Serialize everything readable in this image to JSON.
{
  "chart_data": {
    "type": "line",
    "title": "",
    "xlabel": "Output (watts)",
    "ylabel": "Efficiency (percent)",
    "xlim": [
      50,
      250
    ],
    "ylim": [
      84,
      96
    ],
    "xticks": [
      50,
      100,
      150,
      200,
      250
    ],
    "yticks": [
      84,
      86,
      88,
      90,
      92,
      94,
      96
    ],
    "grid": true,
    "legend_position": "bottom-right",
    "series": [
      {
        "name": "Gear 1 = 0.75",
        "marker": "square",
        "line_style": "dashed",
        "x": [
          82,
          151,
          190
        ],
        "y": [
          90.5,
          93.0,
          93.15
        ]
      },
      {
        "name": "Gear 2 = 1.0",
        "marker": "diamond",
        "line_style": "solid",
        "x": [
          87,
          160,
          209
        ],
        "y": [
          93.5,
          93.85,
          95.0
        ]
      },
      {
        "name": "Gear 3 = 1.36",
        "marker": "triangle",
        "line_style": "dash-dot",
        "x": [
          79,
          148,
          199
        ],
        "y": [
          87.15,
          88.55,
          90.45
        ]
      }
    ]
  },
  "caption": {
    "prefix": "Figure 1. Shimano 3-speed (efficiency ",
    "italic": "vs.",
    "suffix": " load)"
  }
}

# # #

→ **WORK TO BE COMPLETED**
Give back the whole listing, word for word.

→ **WRITTEN SOLUTION**
Serialize everything readable in this image to JSON.
{
  "chart_data": {
    "type": "line",
    "title": "",
    "xlabel": "Output (watts)",
    "ylabel": "Efficiency (percent)",
    "xlim": [
      50,
      250
    ],
    "ylim": [
      84,
      96
    ],
    "xticks": [
      50,
      100,
      150,
      200,
      250
    ],
    "yticks": [
      84,
      86,
      88,
      90,
      92,
      94,
      96
    ],
    "grid": true,
    "legend_position": "bottom-right",
    "series": [
      {
        "name": "Gear 1 = 0.75",
        "marker": "square",
        "line_style": "dashed",
        "x": [
          82,
          151,
          190
        ],
        "y": [
          90.5,
          93.0,
          93.15
        ]
      },
      {
        "name": "Gear 2 = 1.0",
        "marker": "diamond",
        "line_style": "solid",
        "x": [
          87,
          160,
          209
        ],
        "y": [
          93.5,
          93.85,
          95.0
        ]
      },
      {
        "name": "Gear 3 = 1.36",
        "marker": "triangle",
        "line_style": "dash-dot",
        "x": [
          79,
          148,
          199
        ],
        "y": [
          87.15,
          88.55,
          90.45
        ]
      }
    ]
  },
  "caption": {
    "prefix": "Figure 1. Shimano 3-speed (efficiency ",
    "italic": "vs.",
    "suffix": " load)"
  }
}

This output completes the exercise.